**Direction:** Write every record out again exactly, and keep images out of it.

**Figure dataset records:**
========================================
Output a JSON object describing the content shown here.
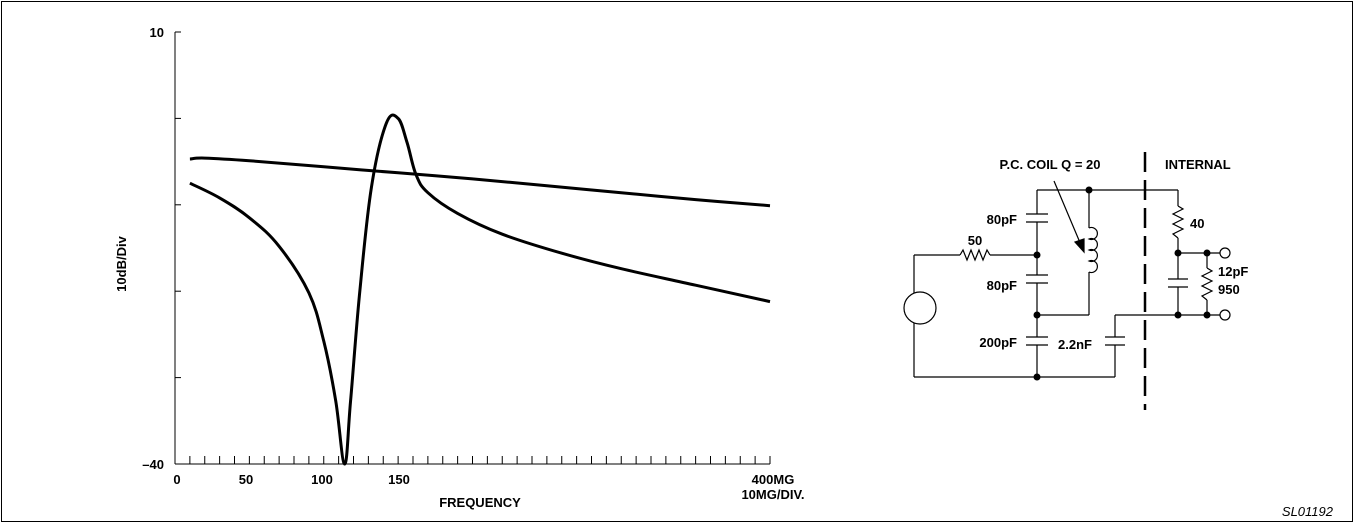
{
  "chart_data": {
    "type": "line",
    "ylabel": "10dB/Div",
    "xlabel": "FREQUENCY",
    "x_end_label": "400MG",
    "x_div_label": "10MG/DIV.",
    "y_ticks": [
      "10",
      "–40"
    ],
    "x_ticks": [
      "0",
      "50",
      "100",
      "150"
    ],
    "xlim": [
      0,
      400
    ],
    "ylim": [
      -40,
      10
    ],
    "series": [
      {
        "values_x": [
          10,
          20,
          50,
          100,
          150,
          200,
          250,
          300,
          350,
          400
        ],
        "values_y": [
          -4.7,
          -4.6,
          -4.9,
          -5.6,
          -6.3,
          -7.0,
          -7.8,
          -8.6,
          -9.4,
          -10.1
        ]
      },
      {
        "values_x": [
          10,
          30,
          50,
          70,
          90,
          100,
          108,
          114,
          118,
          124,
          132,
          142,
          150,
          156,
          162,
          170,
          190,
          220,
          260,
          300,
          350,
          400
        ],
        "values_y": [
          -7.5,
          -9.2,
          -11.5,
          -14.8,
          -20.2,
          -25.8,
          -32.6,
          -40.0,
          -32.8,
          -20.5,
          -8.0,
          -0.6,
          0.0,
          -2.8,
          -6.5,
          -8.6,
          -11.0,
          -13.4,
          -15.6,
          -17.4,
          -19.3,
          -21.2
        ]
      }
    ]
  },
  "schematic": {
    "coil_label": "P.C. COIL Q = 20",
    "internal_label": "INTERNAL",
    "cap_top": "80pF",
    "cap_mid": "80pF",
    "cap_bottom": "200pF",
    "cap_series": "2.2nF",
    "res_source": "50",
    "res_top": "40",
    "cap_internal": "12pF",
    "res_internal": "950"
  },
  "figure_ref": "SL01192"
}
========================================
**Solution:**
Output a JSON object describing the content shown here.
{
  "chart_data": {
    "type": "line",
    "ylabel": "10dB/Div",
    "xlabel": "FREQUENCY",
    "x_end_label": "400MG",
    "x_div_label": "10MG/DIV.",
    "y_ticks": [
      "10",
      "–40"
    ],
    "x_ticks": [
      "0",
      "50",
      "100",
      "150"
    ],
    "xlim": [
      0,
      400
    ],
    "ylim": [
      -40,
      10
    ],
    "series": [
      {
        "values_x": [
          10,
          20,
          50,
          100,
          150,
          200,
          250,
          300,
          350,
          400
        ],
        "values_y": [
          -4.7,
          -4.6,
          -4.9,
          -5.6,
          -6.3,
          -7.0,
          -7.8,
          -8.6,
          -9.4,
          -10.1
        ]
      },
      {
        "values_x": [
          10,
          30,
          50,
          70,
          90,
          100,
          108,
          114,
          118,
          124,
          132,
          142,
          150,
          156,
          162,
          170,
          190,
          220,
          260,
          300,
          350,
          400
        ],
        "values_y": [
          -7.5,
          -9.2,
          -11.5,
          -14.8,
          -20.2,
          -25.8,
          -32.6,
          -40.0,
          -32.8,
          -20.5,
          -8.0,
          -0.6,
          0.0,
          -2.8,
          -6.5,
          -8.6,
          -11.0,
          -13.4,
          -15.6,
          -17.4,
          -19.3,
          -21.2
        ]
      }
    ]
  },
  "schematic": {
    "coil_label": "P.C. COIL Q = 20",
    "internal_label": "INTERNAL",
    "cap_top": "80pF",
    "cap_mid": "80pF",
    "cap_bottom": "200pF",
    "cap_series": "2.2nF",
    "res_source": "50",
    "res_top": "40",
    "cap_internal": "12pF",
    "res_internal": "950"
  },
  "figure_ref": "SL01192"
}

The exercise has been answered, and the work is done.